* Begin RECORDS FOR THIS TASK *

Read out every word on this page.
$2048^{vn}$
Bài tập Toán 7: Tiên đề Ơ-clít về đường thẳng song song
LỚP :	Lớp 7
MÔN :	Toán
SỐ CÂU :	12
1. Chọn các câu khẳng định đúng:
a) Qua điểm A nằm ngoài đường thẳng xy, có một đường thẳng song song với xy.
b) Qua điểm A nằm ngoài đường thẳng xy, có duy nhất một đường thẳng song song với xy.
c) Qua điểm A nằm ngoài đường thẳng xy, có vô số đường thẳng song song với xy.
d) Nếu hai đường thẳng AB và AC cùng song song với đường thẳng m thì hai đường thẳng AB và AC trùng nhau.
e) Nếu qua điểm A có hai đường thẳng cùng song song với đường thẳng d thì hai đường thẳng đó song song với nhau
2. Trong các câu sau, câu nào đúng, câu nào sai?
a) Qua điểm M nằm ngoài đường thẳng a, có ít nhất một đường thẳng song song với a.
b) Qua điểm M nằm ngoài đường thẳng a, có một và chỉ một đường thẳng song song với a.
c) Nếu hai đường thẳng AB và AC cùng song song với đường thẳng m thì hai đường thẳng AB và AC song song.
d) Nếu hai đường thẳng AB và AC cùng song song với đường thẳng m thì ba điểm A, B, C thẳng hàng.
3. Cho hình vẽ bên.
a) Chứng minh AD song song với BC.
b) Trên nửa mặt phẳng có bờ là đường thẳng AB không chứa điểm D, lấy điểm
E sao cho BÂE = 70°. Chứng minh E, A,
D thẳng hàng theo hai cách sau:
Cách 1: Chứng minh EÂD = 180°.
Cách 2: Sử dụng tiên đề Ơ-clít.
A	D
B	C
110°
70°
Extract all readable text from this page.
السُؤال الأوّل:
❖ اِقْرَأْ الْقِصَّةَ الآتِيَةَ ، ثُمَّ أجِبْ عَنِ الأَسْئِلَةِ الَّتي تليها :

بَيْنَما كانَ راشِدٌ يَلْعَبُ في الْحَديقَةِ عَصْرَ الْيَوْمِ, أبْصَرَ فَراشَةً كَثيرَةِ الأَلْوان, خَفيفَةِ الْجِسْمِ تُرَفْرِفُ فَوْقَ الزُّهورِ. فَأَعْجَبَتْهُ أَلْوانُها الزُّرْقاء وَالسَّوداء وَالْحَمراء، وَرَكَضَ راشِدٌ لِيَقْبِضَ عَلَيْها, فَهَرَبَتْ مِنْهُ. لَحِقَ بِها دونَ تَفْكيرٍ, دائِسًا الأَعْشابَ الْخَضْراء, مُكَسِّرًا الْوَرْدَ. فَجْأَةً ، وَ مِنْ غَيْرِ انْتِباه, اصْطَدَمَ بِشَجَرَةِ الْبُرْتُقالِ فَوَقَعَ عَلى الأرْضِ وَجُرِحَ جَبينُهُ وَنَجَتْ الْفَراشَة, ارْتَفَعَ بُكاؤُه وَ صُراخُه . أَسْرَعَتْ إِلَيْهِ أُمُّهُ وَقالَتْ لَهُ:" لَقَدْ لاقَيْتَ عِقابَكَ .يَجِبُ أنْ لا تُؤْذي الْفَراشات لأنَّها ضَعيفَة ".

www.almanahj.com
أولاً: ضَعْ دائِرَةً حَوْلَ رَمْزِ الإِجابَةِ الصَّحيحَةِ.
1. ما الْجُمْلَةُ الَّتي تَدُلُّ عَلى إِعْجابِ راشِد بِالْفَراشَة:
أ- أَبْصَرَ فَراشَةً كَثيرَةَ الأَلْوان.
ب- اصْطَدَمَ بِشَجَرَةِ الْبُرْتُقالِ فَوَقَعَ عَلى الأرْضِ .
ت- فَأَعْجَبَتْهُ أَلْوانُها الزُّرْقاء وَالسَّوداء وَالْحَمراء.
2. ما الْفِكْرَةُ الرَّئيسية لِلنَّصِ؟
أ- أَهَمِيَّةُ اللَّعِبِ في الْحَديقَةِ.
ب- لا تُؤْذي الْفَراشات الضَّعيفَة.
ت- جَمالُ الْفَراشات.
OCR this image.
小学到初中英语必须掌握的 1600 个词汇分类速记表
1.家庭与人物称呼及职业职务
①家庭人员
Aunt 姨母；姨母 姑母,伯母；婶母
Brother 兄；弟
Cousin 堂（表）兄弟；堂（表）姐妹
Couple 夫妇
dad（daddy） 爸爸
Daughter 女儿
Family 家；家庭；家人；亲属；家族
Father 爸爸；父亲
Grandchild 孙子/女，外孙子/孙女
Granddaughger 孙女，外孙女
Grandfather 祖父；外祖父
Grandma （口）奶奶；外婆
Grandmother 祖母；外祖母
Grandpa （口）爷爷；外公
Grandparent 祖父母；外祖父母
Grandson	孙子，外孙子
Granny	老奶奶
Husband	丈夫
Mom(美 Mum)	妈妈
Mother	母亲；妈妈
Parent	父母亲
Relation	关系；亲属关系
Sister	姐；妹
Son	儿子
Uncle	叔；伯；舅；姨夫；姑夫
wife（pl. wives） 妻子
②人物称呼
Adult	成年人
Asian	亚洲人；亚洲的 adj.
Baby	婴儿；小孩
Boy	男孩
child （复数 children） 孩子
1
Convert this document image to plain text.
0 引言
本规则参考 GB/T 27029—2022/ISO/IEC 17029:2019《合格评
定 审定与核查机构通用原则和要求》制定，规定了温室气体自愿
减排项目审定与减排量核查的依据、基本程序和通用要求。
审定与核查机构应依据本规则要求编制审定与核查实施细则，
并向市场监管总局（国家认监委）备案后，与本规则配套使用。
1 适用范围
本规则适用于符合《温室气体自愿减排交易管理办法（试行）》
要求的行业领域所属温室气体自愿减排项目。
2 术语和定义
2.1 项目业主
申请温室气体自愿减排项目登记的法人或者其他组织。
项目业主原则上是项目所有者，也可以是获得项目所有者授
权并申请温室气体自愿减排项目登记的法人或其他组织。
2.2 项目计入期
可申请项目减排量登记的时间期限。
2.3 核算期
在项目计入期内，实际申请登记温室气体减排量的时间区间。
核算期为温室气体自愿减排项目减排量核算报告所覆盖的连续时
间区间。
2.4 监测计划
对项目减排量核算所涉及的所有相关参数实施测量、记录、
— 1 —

* End RECORDS FOR THIS TASK *

◆ WHAT YOU ARE ASKED TO DO ◆
Take the material above and return all of it exactly.

◆ CORRECT RESULT ◆
Read out every word on this page.
$2048^{vn}$
Bài tập Toán 7: Tiên đề Ơ-clít về đường thẳng song song
LỚP :	Lớp 7
MÔN :	Toán
SỐ CÂU :	12
1. Chọn các câu khẳng định đúng:
a) Qua điểm A nằm ngoài đường thẳng xy, có một đường thẳng song song với xy.
b) Qua điểm A nằm ngoài đường thẳng xy, có duy nhất một đường thẳng song song với xy.
c) Qua điểm A nằm ngoài đường thẳng xy, có vô số đường thẳng song song với xy.
d) Nếu hai đường thẳng AB và AC cùng song song với đường thẳng m thì hai đường thẳng AB và AC trùng nhau.
e) Nếu qua điểm A có hai đường thẳng cùng song song với đường thẳng d thì hai đường thẳng đó song song với nhau
2. Trong các câu sau, câu nào đúng, câu nào sai?
a) Qua điểm M nằm ngoài đường thẳng a, có ít nhất một đường thẳng song song với a.
b) Qua điểm M nằm ngoài đường thẳng a, có một và chỉ một đường thẳng song song với a.
c) Nếu hai đường thẳng AB và AC cùng song song với đường thẳng m thì hai đường thẳng AB và AC song song.
d) Nếu hai đường thẳng AB và AC cùng song song với đường thẳng m thì ba điểm A, B, C thẳng hàng.
3. Cho hình vẽ bên.
a) Chứng minh AD song song với BC.
b) Trên nửa mặt phẳng có bờ là đường thẳng AB không chứa điểm D, lấy điểm
E sao cho BÂE = 70°. Chứng minh E, A,
D thẳng hàng theo hai cách sau:
Cách 1: Chứng minh EÂD = 180°.
Cách 2: Sử dụng tiên đề Ơ-clít.
A	D
B	C
110°
70°
Extract all readable text from this page.
السُؤال الأوّل:
❖ اِقْرَأْ الْقِصَّةَ الآتِيَةَ ، ثُمَّ أجِبْ عَنِ الأَسْئِلَةِ الَّتي تليها :

بَيْنَما كانَ راشِدٌ يَلْعَبُ في الْحَديقَةِ عَصْرَ الْيَوْمِ, أبْصَرَ فَراشَةً كَثيرَةِ الأَلْوان, خَفيفَةِ الْجِسْمِ تُرَفْرِفُ فَوْقَ الزُّهورِ. فَأَعْجَبَتْهُ أَلْوانُها الزُّرْقاء وَالسَّوداء وَالْحَمراء، وَرَكَضَ راشِدٌ لِيَقْبِضَ عَلَيْها, فَهَرَبَتْ مِنْهُ. لَحِقَ بِها دونَ تَفْكيرٍ, دائِسًا الأَعْشابَ الْخَضْراء, مُكَسِّرًا الْوَرْدَ. فَجْأَةً ، وَ مِنْ غَيْرِ انْتِباه, اصْطَدَمَ بِشَجَرَةِ الْبُرْتُقالِ فَوَقَعَ عَلى الأرْضِ وَجُرِحَ جَبينُهُ وَنَجَتْ الْفَراشَة, ارْتَفَعَ بُكاؤُه وَ صُراخُه . أَسْرَعَتْ إِلَيْهِ أُمُّهُ وَقالَتْ لَهُ:" لَقَدْ لاقَيْتَ عِقابَكَ .يَجِبُ أنْ لا تُؤْذي الْفَراشات لأنَّها ضَعيفَة ".

www.almanahj.com
أولاً: ضَعْ دائِرَةً حَوْلَ رَمْزِ الإِجابَةِ الصَّحيحَةِ.
1. ما الْجُمْلَةُ الَّتي تَدُلُّ عَلى إِعْجابِ راشِد بِالْفَراشَة:
أ- أَبْصَرَ فَراشَةً كَثيرَةَ الأَلْوان.
ب- اصْطَدَمَ بِشَجَرَةِ الْبُرْتُقالِ فَوَقَعَ عَلى الأرْضِ .
ت- فَأَعْجَبَتْهُ أَلْوانُها الزُّرْقاء وَالسَّوداء وَالْحَمراء.
2. ما الْفِكْرَةُ الرَّئيسية لِلنَّصِ؟
أ- أَهَمِيَّةُ اللَّعِبِ في الْحَديقَةِ.
ب- لا تُؤْذي الْفَراشات الضَّعيفَة.
ت- جَمالُ الْفَراشات.
OCR this image.
小学到初中英语必须掌握的 1600 个词汇分类速记表
1.家庭与人物称呼及职业职务
①家庭人员
Aunt 姨母；姨母 姑母,伯母；婶母
Brother 兄；弟
Cousin 堂（表）兄弟；堂（表）姐妹
Couple 夫妇
dad（daddy） 爸爸
Daughter 女儿
Family 家；家庭；家人；亲属；家族
Father 爸爸；父亲
Grandchild 孙子/女，外孙子/孙女
Granddaughger 孙女，外孙女
Grandfather 祖父；外祖父
Grandma （口）奶奶；外婆
Grandmother 祖母；外祖母
Grandpa （口）爷爷；外公
Grandparent 祖父母；外祖父母
Grandson	孙子，外孙子
Granny	老奶奶
Husband	丈夫
Mom(美 Mum)	妈妈
Mother	母亲；妈妈
Parent	父母亲
Relation	关系；亲属关系
Sister	姐；妹
Son	儿子
Uncle	叔；伯；舅；姨夫；姑夫
wife（pl. wives） 妻子
②人物称呼
Adult	成年人
Asian	亚洲人；亚洲的 adj.
Baby	婴儿；小孩
Boy	男孩
child （复数 children） 孩子
1
Convert this document image to plain text.
0 引言
本规则参考 GB/T 27029—2022/ISO/IEC 17029:2019《合格评
定 审定与核查机构通用原则和要求》制定，规定了温室气体自愿
减排项目审定与减排量核查的依据、基本程序和通用要求。
审定与核查机构应依据本规则要求编制审定与核查实施细则，
并向市场监管总局（国家认监委）备案后，与本规则配套使用。
1 适用范围
本规则适用于符合《温室气体自愿减排交易管理办法（试行）》
要求的行业领域所属温室气体自愿减排项目。
2 术语和定义
2.1 项目业主
申请温室气体自愿减排项目登记的法人或者其他组织。
项目业主原则上是项目所有者，也可以是获得项目所有者授
权并申请温室气体自愿减排项目登记的法人或其他组织。
2.2 项目计入期
可申请项目减排量登记的时间期限。
2.3 核算期
在项目计入期内，实际申请登记温室气体减排量的时间区间。
核算期为温室气体自愿减排项目减排量核算报告所覆盖的连续时
间区间。
2.4 监测计划
对项目减排量核算所涉及的所有相关参数实施测量、记录、
— 1 —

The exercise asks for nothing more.